→ Data supplied:
※

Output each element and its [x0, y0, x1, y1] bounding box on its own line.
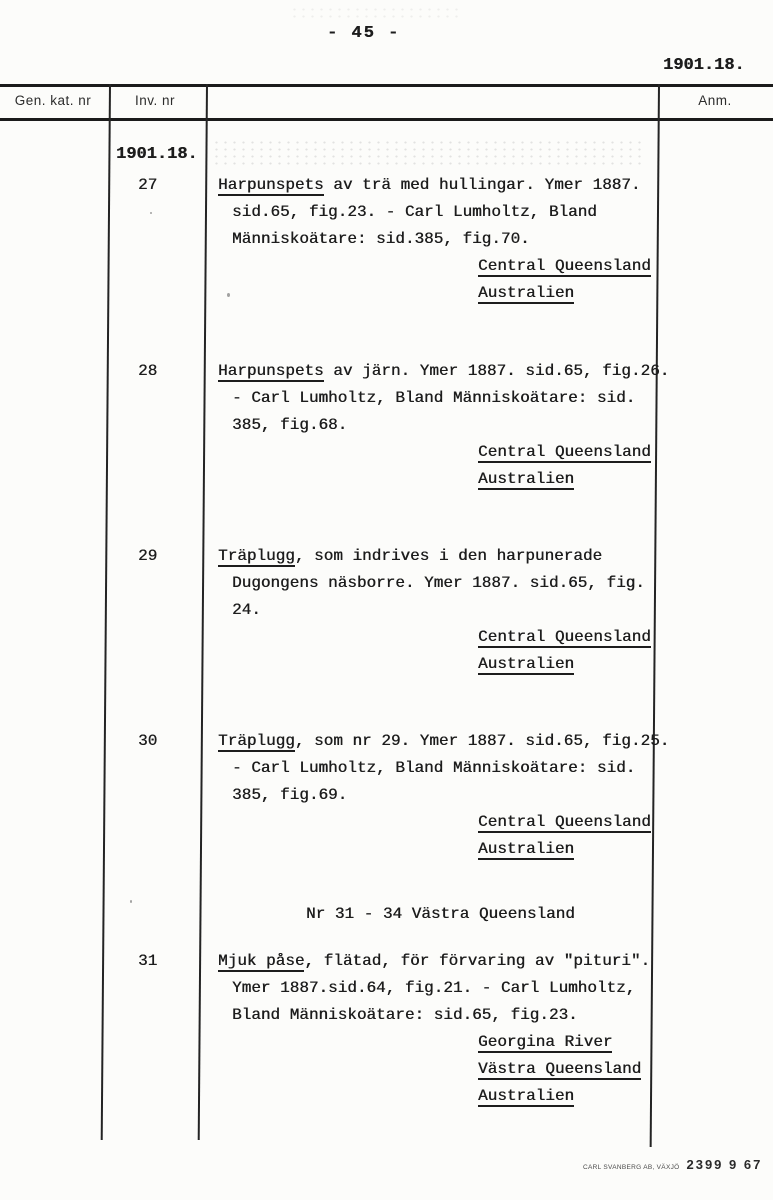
entry-location-line	[218, 651, 651, 678]
location-label: Australien	[478, 284, 575, 302]
entry-location-line	[218, 1056, 650, 1083]
inventory-number: 27	[138, 176, 158, 194]
location-label: Australien	[478, 655, 575, 673]
location-label: Västra Queensland	[478, 1060, 642, 1078]
entry-description	[218, 728, 669, 863]
entry-location-line	[218, 1029, 650, 1056]
entry-first-line	[218, 172, 651, 199]
section-heading: Nr 31 - 34 Västra Queensland	[306, 905, 575, 923]
column-header-inv-nr: Inv. nr	[134, 93, 175, 108]
column-divider-1	[101, 84, 111, 1140]
printer-code: 2399 9 67	[686, 1157, 763, 1172]
entry-location-line	[218, 1083, 650, 1110]
entry-continuation-line: Dugongens näsborre. Ymer 1887. sid.65, fig.	[232, 574, 645, 592]
entry-description	[218, 543, 651, 678]
inventory-number: 29	[138, 547, 158, 565]
entry-first-line	[218, 728, 669, 755]
inventory-number: 31	[138, 952, 158, 970]
scan-speck	[227, 293, 230, 297]
entry-title: Träplugg	[218, 547, 295, 565]
inventory-number: 30	[138, 732, 158, 750]
entry-continuation-line: - Carl Lumholtz, Bland Människoätare: sid.	[232, 759, 636, 777]
entry-title-rest: , flätad, för förvaring av "pituri".	[304, 952, 651, 970]
entry-continuation-line: Bland Människoätare: sid.65, fig.23.	[232, 1006, 578, 1024]
entry-continuation-line: Människoätare: sid.385, fig.70.	[232, 230, 530, 248]
entry-continuation-line: sid.65, fig.23. - Carl Lumholtz, Bland	[232, 203, 597, 221]
location-label: Georgina River	[478, 1033, 613, 1051]
scan-noise	[212, 139, 642, 169]
printer-name: CARL SVANBERG AB, VÄXJÖ	[583, 1164, 680, 1171]
entry-title: Harpunspets	[218, 362, 324, 380]
location-label: Australien	[478, 840, 575, 858]
entry-location-line	[218, 836, 669, 863]
entry-continuation-line: 385, fig.68.	[232, 416, 348, 434]
catalog-ref-top-right: 1901.18.	[663, 56, 745, 75]
column-header-gen-kat-nr: Gen. kat. nr	[14, 93, 92, 108]
entry-location-line	[218, 280, 651, 307]
entry-title-rest: , som nr 29. Ymer 1887. sid.65, fig.25.	[294, 732, 670, 750]
entry-title: Träplugg	[218, 732, 295, 750]
entry-description	[218, 172, 651, 307]
entry-location-line	[218, 809, 669, 836]
location-label: Central Queensland	[478, 813, 651, 831]
column-divider-2	[198, 84, 208, 1140]
entry-first-line	[218, 948, 650, 975]
column-header-anm: Anm.	[698, 93, 732, 108]
entry-first-line	[218, 543, 651, 570]
location-label: Australien	[478, 1087, 575, 1105]
entry-continuation-line: 24.	[232, 601, 261, 619]
entry-location-line	[218, 253, 651, 280]
column-divider-3	[650, 84, 660, 1147]
entry-title: Mjuk påse	[218, 952, 305, 970]
entry-continuation-line: Ymer 1887.sid.64, fig.21. - Carl Lumholtz,	[232, 979, 636, 997]
page-number: - 45 -	[327, 24, 401, 43]
location-label: Central Queensland	[478, 257, 651, 275]
entry-location-line	[218, 439, 669, 466]
entry-title-rest: av trä med hullingar. Ymer 1887.	[323, 176, 641, 194]
entry-location-line	[218, 624, 651, 651]
entry-title: Harpunspets	[218, 176, 324, 194]
inventory-group-label: 1901.18.	[116, 145, 198, 164]
printer-mark	[583, 1157, 762, 1172]
scan-speck	[130, 900, 132, 903]
entry-description	[218, 948, 650, 1110]
scan-noise	[290, 6, 460, 20]
entry-description	[218, 358, 669, 493]
location-label: Central Queensland	[478, 443, 651, 461]
entry-first-line	[218, 358, 669, 385]
location-label: Central Queensland	[478, 628, 651, 646]
inventory-number: 28	[138, 362, 158, 380]
entry-location-line	[218, 466, 669, 493]
entry-title-rest: , som indrives i den harpunerade	[294, 547, 603, 565]
scan-speck	[150, 212, 152, 214]
entry-continuation-line: - Carl Lumholtz, Bland Människoätare: sid.	[232, 389, 636, 407]
entry-title-rest: av järn. Ymer 1887. sid.65, fig.26.	[323, 362, 670, 380]
location-label: Australien	[478, 470, 575, 488]
entry-continuation-line: 385, fig.69.	[232, 786, 348, 804]
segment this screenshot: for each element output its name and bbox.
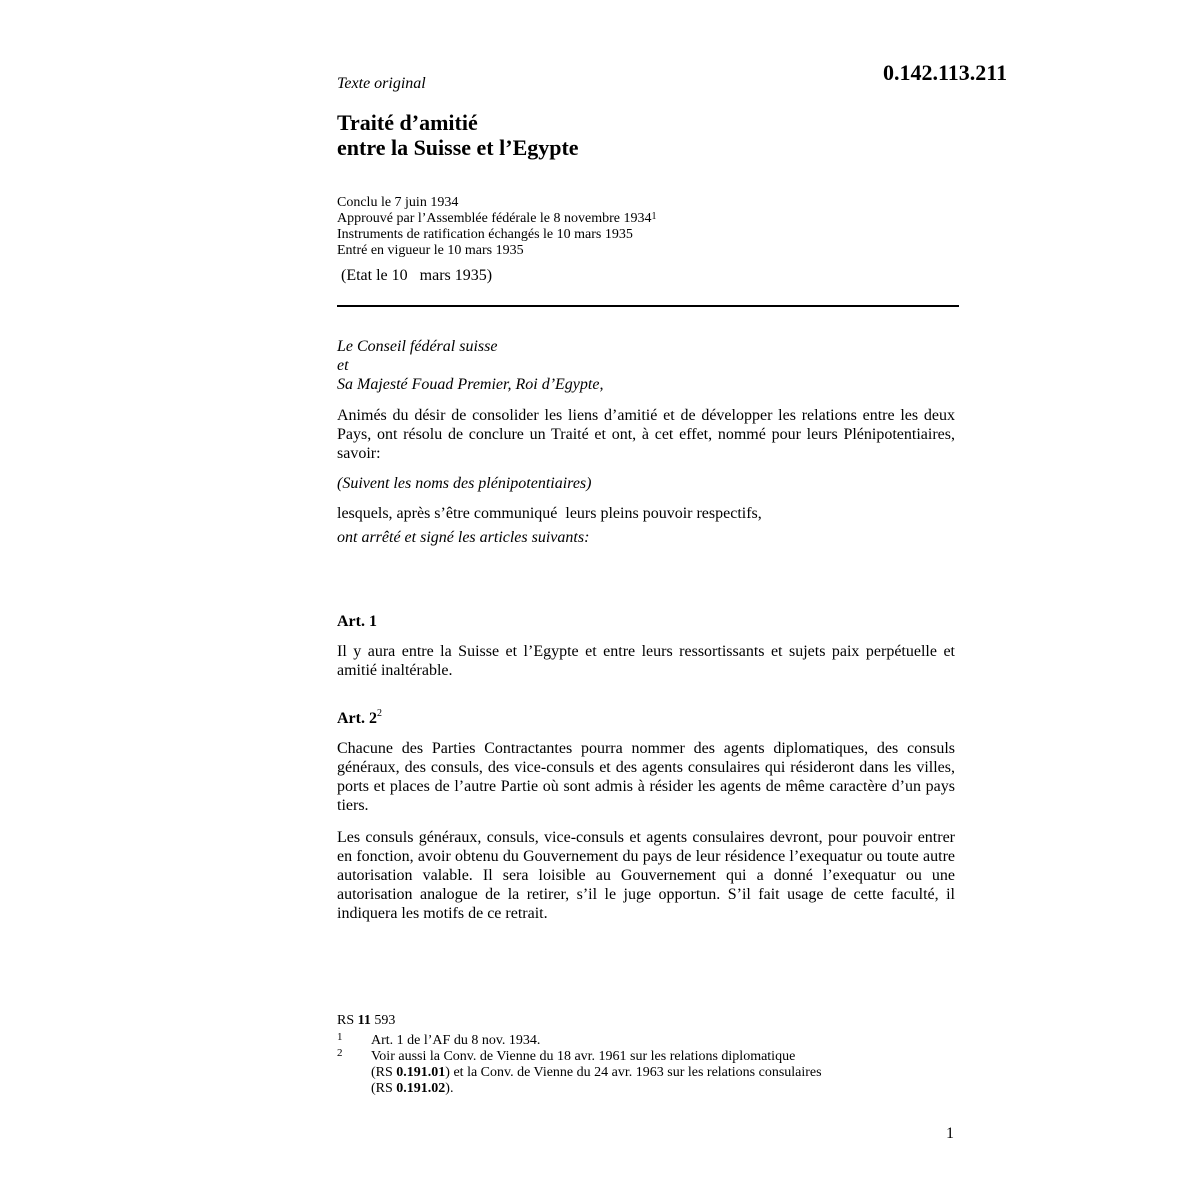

※

→ Problem:
How many lines of the records above contain the string "speck"?

→ Task output:
3